▸ **Work instructions**
Your task is to repeat the entries underneath exactly, minus the pictures.

▸ **Data rows**
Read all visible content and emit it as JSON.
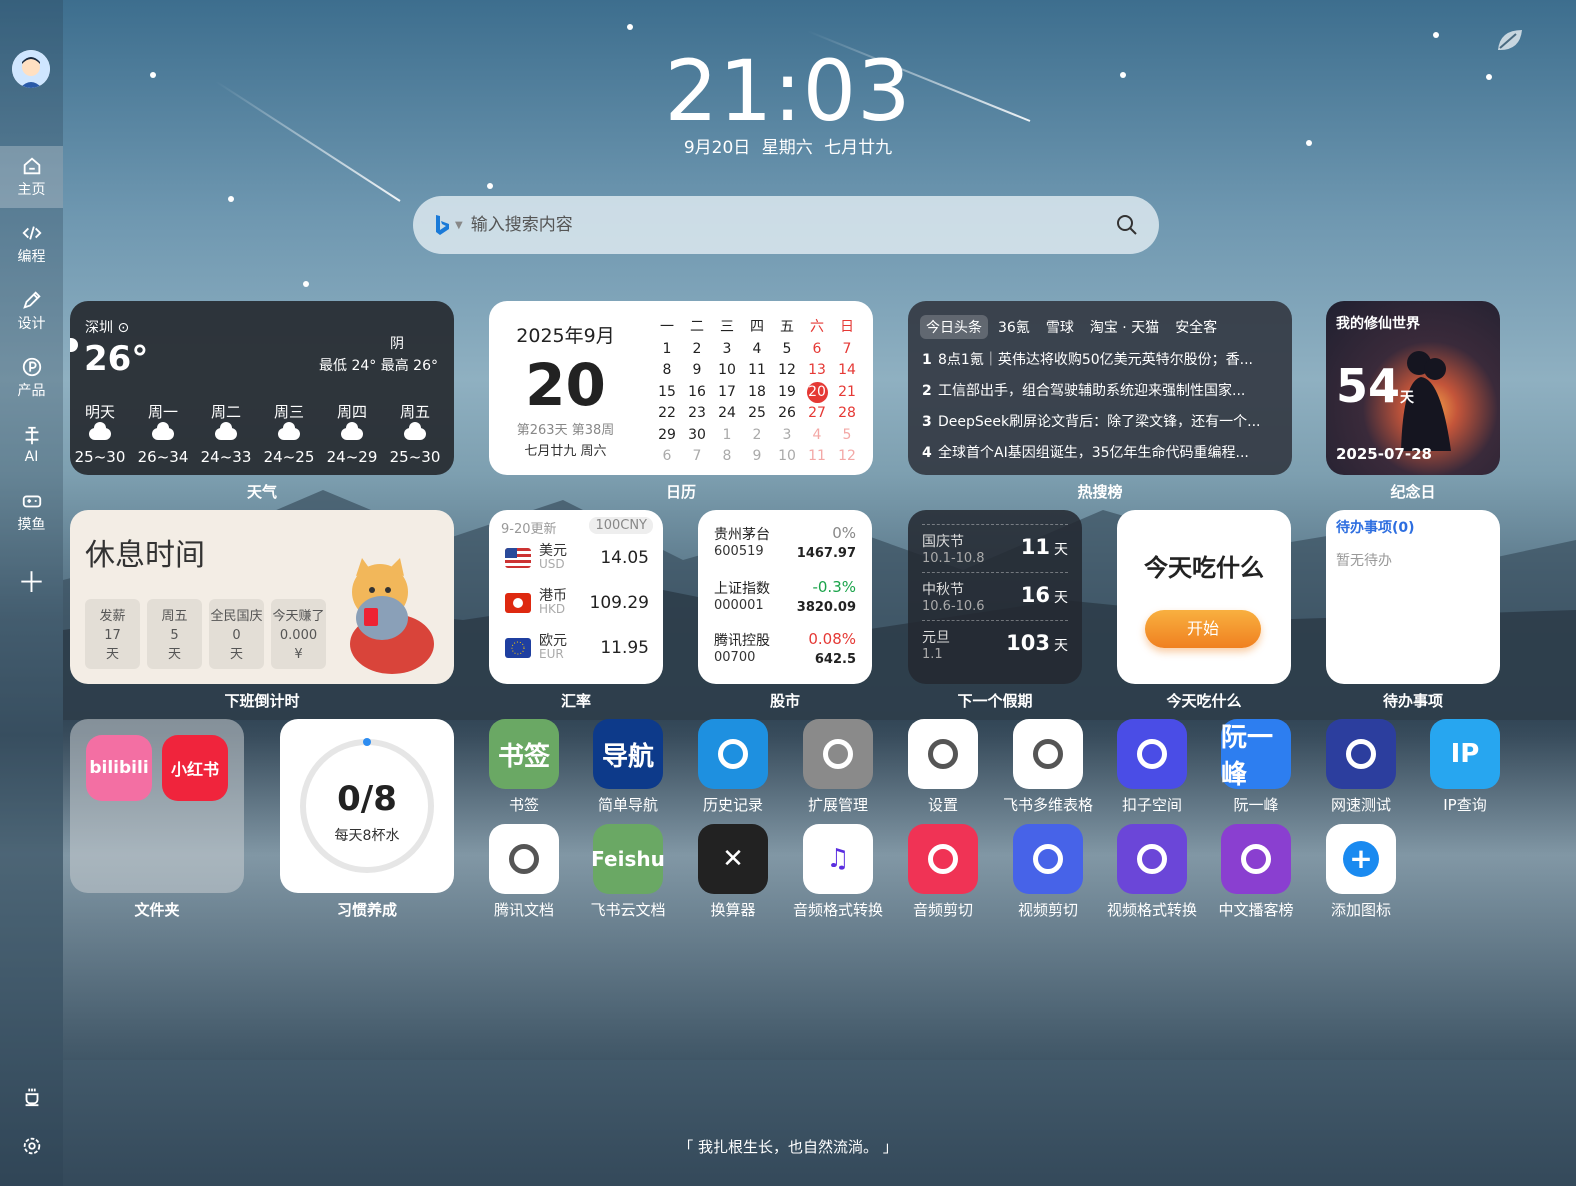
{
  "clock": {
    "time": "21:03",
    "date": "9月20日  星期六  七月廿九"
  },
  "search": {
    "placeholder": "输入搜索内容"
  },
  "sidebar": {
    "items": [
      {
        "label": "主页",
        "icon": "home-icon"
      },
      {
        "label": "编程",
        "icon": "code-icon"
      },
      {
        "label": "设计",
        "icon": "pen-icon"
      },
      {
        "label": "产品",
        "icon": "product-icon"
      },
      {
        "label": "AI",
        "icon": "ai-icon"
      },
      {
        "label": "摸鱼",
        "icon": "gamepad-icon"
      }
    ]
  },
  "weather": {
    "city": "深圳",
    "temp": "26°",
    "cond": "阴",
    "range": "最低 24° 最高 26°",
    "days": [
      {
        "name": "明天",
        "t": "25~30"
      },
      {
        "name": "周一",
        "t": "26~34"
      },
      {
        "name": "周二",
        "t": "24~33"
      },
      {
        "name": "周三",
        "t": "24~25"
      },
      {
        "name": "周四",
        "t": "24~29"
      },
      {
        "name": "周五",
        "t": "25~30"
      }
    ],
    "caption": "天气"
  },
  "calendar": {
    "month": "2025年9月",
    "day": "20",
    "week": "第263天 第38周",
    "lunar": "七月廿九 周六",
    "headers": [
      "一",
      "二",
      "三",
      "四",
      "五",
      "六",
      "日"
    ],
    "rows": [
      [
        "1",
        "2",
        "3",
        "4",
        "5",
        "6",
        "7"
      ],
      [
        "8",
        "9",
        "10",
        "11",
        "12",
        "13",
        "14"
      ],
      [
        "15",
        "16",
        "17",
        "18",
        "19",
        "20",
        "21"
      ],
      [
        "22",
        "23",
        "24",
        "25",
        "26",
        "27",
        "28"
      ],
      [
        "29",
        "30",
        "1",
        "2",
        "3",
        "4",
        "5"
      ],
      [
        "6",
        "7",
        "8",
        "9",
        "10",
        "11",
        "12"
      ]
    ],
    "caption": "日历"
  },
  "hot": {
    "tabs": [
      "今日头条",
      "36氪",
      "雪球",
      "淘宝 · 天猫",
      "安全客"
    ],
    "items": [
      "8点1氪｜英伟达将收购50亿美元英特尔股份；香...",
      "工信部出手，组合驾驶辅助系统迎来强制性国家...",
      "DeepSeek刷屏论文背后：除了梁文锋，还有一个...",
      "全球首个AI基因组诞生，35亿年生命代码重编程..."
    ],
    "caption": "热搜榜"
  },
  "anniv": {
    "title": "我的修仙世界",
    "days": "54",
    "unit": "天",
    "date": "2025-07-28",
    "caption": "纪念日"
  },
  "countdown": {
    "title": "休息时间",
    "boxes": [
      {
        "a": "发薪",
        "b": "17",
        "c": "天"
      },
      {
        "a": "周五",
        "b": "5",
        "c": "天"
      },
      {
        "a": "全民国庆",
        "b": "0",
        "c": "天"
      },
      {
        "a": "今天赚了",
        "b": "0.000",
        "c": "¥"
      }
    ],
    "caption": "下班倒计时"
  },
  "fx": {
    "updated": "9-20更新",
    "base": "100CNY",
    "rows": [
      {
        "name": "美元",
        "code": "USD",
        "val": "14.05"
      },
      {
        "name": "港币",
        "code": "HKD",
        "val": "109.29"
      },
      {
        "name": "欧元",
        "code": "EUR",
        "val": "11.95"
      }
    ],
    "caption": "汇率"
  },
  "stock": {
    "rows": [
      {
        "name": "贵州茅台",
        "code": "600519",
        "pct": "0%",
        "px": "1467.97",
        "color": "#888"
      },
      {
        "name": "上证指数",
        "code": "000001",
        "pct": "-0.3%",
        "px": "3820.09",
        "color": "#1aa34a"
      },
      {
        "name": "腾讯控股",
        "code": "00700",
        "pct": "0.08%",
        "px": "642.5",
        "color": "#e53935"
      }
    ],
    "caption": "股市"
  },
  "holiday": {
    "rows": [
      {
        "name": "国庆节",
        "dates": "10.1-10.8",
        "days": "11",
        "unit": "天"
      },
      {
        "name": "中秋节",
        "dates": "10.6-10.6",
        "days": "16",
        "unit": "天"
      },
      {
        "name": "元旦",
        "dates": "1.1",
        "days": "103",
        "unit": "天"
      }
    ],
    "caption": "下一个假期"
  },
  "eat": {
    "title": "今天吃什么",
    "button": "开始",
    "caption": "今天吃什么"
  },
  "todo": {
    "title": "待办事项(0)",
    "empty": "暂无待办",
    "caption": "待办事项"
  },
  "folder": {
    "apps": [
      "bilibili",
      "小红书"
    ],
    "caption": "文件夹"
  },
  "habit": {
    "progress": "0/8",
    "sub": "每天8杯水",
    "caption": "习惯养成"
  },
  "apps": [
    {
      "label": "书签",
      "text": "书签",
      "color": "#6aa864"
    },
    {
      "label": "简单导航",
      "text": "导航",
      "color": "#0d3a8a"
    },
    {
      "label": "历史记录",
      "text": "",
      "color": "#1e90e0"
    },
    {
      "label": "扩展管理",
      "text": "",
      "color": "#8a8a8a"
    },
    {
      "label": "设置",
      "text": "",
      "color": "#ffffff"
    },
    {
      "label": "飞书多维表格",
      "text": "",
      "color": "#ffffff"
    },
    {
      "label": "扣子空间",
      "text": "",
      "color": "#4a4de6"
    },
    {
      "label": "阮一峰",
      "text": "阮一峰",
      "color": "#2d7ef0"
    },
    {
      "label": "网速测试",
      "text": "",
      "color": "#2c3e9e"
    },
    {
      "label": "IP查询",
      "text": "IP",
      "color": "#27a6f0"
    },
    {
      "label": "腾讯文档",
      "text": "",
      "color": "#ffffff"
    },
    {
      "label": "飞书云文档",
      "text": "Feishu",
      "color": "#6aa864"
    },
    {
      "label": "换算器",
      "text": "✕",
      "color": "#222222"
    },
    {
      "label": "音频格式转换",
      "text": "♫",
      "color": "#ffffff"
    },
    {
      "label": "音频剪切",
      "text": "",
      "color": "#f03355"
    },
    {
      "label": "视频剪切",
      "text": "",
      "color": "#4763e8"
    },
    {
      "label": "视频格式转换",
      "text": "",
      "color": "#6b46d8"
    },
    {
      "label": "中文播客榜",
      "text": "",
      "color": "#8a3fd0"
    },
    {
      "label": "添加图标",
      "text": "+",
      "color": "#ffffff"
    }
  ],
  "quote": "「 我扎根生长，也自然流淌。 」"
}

▸ **Task response**
Read all visible content and emit it as JSON.
{
  "clock": {
    "time": "21:03",
    "date": "9月20日  星期六  七月廿九"
  },
  "search": {
    "placeholder": "输入搜索内容"
  },
  "sidebar": {
    "items": [
      {
        "label": "主页",
        "icon": "home-icon"
      },
      {
        "label": "编程",
        "icon": "code-icon"
      },
      {
        "label": "设计",
        "icon": "pen-icon"
      },
      {
        "label": "产品",
        "icon": "product-icon"
      },
      {
        "label": "AI",
        "icon": "ai-icon"
      },
      {
        "label": "摸鱼",
        "icon": "gamepad-icon"
      }
    ]
  },
  "weather": {
    "city": "深圳",
    "temp": "26°",
    "cond": "阴",
    "range": "最低 24° 最高 26°",
    "days": [
      {
        "name": "明天",
        "t": "25~30"
      },
      {
        "name": "周一",
        "t": "26~34"
      },
      {
        "name": "周二",
        "t": "24~33"
      },
      {
        "name": "周三",
        "t": "24~25"
      },
      {
        "name": "周四",
        "t": "24~29"
      },
      {
        "name": "周五",
        "t": "25~30"
      }
    ],
    "caption": "天气"
  },
  "calendar": {
    "month": "2025年9月",
    "day": "20",
    "week": "第263天 第38周",
    "lunar": "七月廿九 周六",
    "headers": [
      "一",
      "二",
      "三",
      "四",
      "五",
      "六",
      "日"
    ],
    "rows": [
      [
        "1",
        "2",
        "3",
        "4",
        "5",
        "6",
        "7"
      ],
      [
        "8",
        "9",
        "10",
        "11",
        "12",
        "13",
        "14"
      ],
      [
        "15",
        "16",
        "17",
        "18",
        "19",
        "20",
        "21"
      ],
      [
        "22",
        "23",
        "24",
        "25",
        "26",
        "27",
        "28"
      ],
      [
        "29",
        "30",
        "1",
        "2",
        "3",
        "4",
        "5"
      ],
      [
        "6",
        "7",
        "8",
        "9",
        "10",
        "11",
        "12"
      ]
    ],
    "caption": "日历"
  },
  "hot": {
    "tabs": [
      "今日头条",
      "36氪",
      "雪球",
      "淘宝 · 天猫",
      "安全客"
    ],
    "items": [
      "8点1氪｜英伟达将收购50亿美元英特尔股份；香...",
      "工信部出手，组合驾驶辅助系统迎来强制性国家...",
      "DeepSeek刷屏论文背后：除了梁文锋，还有一个...",
      "全球首个AI基因组诞生，35亿年生命代码重编程..."
    ],
    "caption": "热搜榜"
  },
  "anniv": {
    "title": "我的修仙世界",
    "days": "54",
    "unit": "天",
    "date": "2025-07-28",
    "caption": "纪念日"
  },
  "countdown": {
    "title": "休息时间",
    "boxes": [
      {
        "a": "发薪",
        "b": "17",
        "c": "天"
      },
      {
        "a": "周五",
        "b": "5",
        "c": "天"
      },
      {
        "a": "全民国庆",
        "b": "0",
        "c": "天"
      },
      {
        "a": "今天赚了",
        "b": "0.000",
        "c": "¥"
      }
    ],
    "caption": "下班倒计时"
  },
  "fx": {
    "updated": "9-20更新",
    "base": "100CNY",
    "rows": [
      {
        "name": "美元",
        "code": "USD",
        "val": "14.05"
      },
      {
        "name": "港币",
        "code": "HKD",
        "val": "109.29"
      },
      {
        "name": "欧元",
        "code": "EUR",
        "val": "11.95"
      }
    ],
    "caption": "汇率"
  },
  "stock": {
    "rows": [
      {
        "name": "贵州茅台",
        "code": "600519",
        "pct": "0%",
        "px": "1467.97",
        "color": "#888"
      },
      {
        "name": "上证指数",
        "code": "000001",
        "pct": "-0.3%",
        "px": "3820.09",
        "color": "#1aa34a"
      },
      {
        "name": "腾讯控股",
        "code": "00700",
        "pct": "0.08%",
        "px": "642.5",
        "color": "#e53935"
      }
    ],
    "caption": "股市"
  },
  "holiday": {
    "rows": [
      {
        "name": "国庆节",
        "dates": "10.1-10.8",
        "days": "11",
        "unit": "天"
      },
      {
        "name": "中秋节",
        "dates": "10.6-10.6",
        "days": "16",
        "unit": "天"
      },
      {
        "name": "元旦",
        "dates": "1.1",
        "days": "103",
        "unit": "天"
      }
    ],
    "caption": "下一个假期"
  },
  "eat": {
    "title": "今天吃什么",
    "button": "开始",
    "caption": "今天吃什么"
  },
  "todo": {
    "title": "待办事项(0)",
    "empty": "暂无待办",
    "caption": "待办事项"
  },
  "folder": {
    "apps": [
      "bilibili",
      "小红书"
    ],
    "caption": "文件夹"
  },
  "habit": {
    "progress": "0/8",
    "sub": "每天8杯水",
    "caption": "习惯养成"
  },
  "apps": [
    {
      "label": "书签",
      "text": "书签",
      "color": "#6aa864"
    },
    {
      "label": "简单导航",
      "text": "导航",
      "color": "#0d3a8a"
    },
    {
      "label": "历史记录",
      "text": "",
      "color": "#1e90e0"
    },
    {
      "label": "扩展管理",
      "text": "",
      "color": "#8a8a8a"
    },
    {
      "label": "设置",
      "text": "",
      "color": "#ffffff"
    },
    {
      "label": "飞书多维表格",
      "text": "",
      "color": "#ffffff"
    },
    {
      "label": "扣子空间",
      "text": "",
      "color": "#4a4de6"
    },
    {
      "label": "阮一峰",
      "text": "阮一峰",
      "color": "#2d7ef0"
    },
    {
      "label": "网速测试",
      "text": "",
      "color": "#2c3e9e"
    },
    {
      "label": "IP查询",
      "text": "IP",
      "color": "#27a6f0"
    },
    {
      "label": "腾讯文档",
      "text": "",
      "color": "#ffffff"
    },
    {
      "label": "飞书云文档",
      "text": "Feishu",
      "color": "#6aa864"
    },
    {
      "label": "换算器",
      "text": "✕",
      "color": "#222222"
    },
    {
      "label": "音频格式转换",
      "text": "♫",
      "color": "#ffffff"
    },
    {
      "label": "音频剪切",
      "text": "",
      "color": "#f03355"
    },
    {
      "label": "视频剪切",
      "text": "",
      "color": "#4763e8"
    },
    {
      "label": "视频格式转换",
      "text": "",
      "color": "#6b46d8"
    },
    {
      "label": "中文播客榜",
      "text": "",
      "color": "#8a3fd0"
    },
    {
      "label": "添加图标",
      "text": "+",
      "color": "#ffffff"
    }
  ],
  "quote": "「 我扎根生长，也自然流淌。 」"
}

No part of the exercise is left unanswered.